## BEGIN DATASET

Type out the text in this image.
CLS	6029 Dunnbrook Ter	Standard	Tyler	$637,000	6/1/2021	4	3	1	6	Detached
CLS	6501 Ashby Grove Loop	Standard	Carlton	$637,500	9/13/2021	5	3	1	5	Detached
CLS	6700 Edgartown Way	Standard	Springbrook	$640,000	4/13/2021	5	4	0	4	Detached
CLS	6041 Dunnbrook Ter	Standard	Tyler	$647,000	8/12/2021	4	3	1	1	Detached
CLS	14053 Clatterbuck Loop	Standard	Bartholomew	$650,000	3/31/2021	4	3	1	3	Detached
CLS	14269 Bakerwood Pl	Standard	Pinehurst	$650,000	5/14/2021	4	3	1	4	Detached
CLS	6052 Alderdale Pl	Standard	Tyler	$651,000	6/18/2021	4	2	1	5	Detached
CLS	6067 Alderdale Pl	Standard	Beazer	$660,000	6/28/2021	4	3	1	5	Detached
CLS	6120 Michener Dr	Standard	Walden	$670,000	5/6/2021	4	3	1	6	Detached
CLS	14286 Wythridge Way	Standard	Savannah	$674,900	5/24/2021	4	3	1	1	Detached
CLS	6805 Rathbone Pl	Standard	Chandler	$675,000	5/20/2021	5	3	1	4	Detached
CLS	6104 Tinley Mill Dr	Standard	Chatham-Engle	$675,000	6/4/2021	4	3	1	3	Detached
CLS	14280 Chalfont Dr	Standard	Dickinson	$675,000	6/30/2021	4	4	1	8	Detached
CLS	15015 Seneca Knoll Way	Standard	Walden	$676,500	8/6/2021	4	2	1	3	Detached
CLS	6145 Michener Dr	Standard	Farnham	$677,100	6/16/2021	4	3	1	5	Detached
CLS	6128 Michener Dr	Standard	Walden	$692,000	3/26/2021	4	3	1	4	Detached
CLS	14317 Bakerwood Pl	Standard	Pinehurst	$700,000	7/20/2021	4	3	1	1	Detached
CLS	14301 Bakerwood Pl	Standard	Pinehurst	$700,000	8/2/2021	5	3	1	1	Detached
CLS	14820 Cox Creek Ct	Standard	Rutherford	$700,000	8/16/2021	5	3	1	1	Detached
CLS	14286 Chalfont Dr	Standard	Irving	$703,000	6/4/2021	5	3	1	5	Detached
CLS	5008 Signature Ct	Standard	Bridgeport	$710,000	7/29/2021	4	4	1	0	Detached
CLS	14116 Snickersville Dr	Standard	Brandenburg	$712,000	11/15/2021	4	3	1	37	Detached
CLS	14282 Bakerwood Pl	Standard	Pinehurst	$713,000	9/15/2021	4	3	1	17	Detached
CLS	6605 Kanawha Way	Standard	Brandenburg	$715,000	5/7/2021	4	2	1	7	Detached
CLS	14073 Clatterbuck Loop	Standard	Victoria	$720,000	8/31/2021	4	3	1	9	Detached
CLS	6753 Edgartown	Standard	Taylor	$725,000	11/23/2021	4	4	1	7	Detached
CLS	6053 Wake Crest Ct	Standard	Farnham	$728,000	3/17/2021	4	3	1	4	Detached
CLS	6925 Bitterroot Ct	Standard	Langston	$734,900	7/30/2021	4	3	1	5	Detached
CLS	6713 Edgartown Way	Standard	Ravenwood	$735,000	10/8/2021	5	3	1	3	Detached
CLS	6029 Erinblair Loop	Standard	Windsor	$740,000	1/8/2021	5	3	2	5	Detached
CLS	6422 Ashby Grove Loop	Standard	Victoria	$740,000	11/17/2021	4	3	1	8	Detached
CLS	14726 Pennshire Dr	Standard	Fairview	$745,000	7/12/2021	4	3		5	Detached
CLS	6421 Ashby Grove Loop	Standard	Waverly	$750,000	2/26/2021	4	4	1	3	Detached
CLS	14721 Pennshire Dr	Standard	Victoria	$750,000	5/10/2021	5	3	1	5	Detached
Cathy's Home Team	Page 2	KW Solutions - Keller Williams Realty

## END DATASET

WHAT IS REQUIRED: Go through the entries and repeat each one exactly.

FULL RESPONSE:
Type out the text in this image.
CLS	6029 Dunnbrook Ter	Standard	Tyler	$637,000	6/1/2021	4	3	1	6	Detached
CLS	6501 Ashby Grove Loop	Standard	Carlton	$637,500	9/13/2021	5	3	1	5	Detached
CLS	6700 Edgartown Way	Standard	Springbrook	$640,000	4/13/2021	5	4	0	4	Detached
CLS	6041 Dunnbrook Ter	Standard	Tyler	$647,000	8/12/2021	4	3	1	1	Detached
CLS	14053 Clatterbuck Loop	Standard	Bartholomew	$650,000	3/31/2021	4	3	1	3	Detached
CLS	14269 Bakerwood Pl	Standard	Pinehurst	$650,000	5/14/2021	4	3	1	4	Detached
CLS	6052 Alderdale Pl	Standard	Tyler	$651,000	6/18/2021	4	2	1	5	Detached
CLS	6067 Alderdale Pl	Standard	Beazer	$660,000	6/28/2021	4	3	1	5	Detached
CLS	6120 Michener Dr	Standard	Walden	$670,000	5/6/2021	4	3	1	6	Detached
CLS	14286 Wythridge Way	Standard	Savannah	$674,900	5/24/2021	4	3	1	1	Detached
CLS	6805 Rathbone Pl	Standard	Chandler	$675,000	5/20/2021	5	3	1	4	Detached
CLS	6104 Tinley Mill Dr	Standard	Chatham-Engle	$675,000	6/4/2021	4	3	1	3	Detached
CLS	14280 Chalfont Dr	Standard	Dickinson	$675,000	6/30/2021	4	4	1	8	Detached
CLS	15015 Seneca Knoll Way	Standard	Walden	$676,500	8/6/2021	4	2	1	3	Detached
CLS	6145 Michener Dr	Standard	Farnham	$677,100	6/16/2021	4	3	1	5	Detached
CLS	6128 Michener Dr	Standard	Walden	$692,000	3/26/2021	4	3	1	4	Detached
CLS	14317 Bakerwood Pl	Standard	Pinehurst	$700,000	7/20/2021	4	3	1	1	Detached
CLS	14301 Bakerwood Pl	Standard	Pinehurst	$700,000	8/2/2021	5	3	1	1	Detached
CLS	14820 Cox Creek Ct	Standard	Rutherford	$700,000	8/16/2021	5	3	1	1	Detached
CLS	14286 Chalfont Dr	Standard	Irving	$703,000	6/4/2021	5	3	1	5	Detached
CLS	5008 Signature Ct	Standard	Bridgeport	$710,000	7/29/2021	4	4	1	0	Detached
CLS	14116 Snickersville Dr	Standard	Brandenburg	$712,000	11/15/2021	4	3	1	37	Detached
CLS	14282 Bakerwood Pl	Standard	Pinehurst	$713,000	9/15/2021	4	3	1	17	Detached
CLS	6605 Kanawha Way	Standard	Brandenburg	$715,000	5/7/2021	4	2	1	7	Detached
CLS	14073 Clatterbuck Loop	Standard	Victoria	$720,000	8/31/2021	4	3	1	9	Detached
CLS	6753 Edgartown	Standard	Taylor	$725,000	11/23/2021	4	4	1	7	Detached
CLS	6053 Wake Crest Ct	Standard	Farnham	$728,000	3/17/2021	4	3	1	4	Detached
CLS	6925 Bitterroot Ct	Standard	Langston	$734,900	7/30/2021	4	3	1	5	Detached
CLS	6713 Edgartown Way	Standard	Ravenwood	$735,000	10/8/2021	5	3	1	3	Detached
CLS	6029 Erinblair Loop	Standard	Windsor	$740,000	1/8/2021	5	3	2	5	Detached
CLS	6422 Ashby Grove Loop	Standard	Victoria	$740,000	11/17/2021	4	3	1	8	Detached
CLS	14726 Pennshire Dr	Standard	Fairview	$745,000	7/12/2021	4	3		5	Detached
CLS	6421 Ashby Grove Loop	Standard	Waverly	$750,000	2/26/2021	4	4	1	3	Detached
CLS	14721 Pennshire Dr	Standard	Victoria	$750,000	5/10/2021	5	3	1	5	Detached
Cathy's Home Team	Page 2	KW Solutions - Keller Williams Realty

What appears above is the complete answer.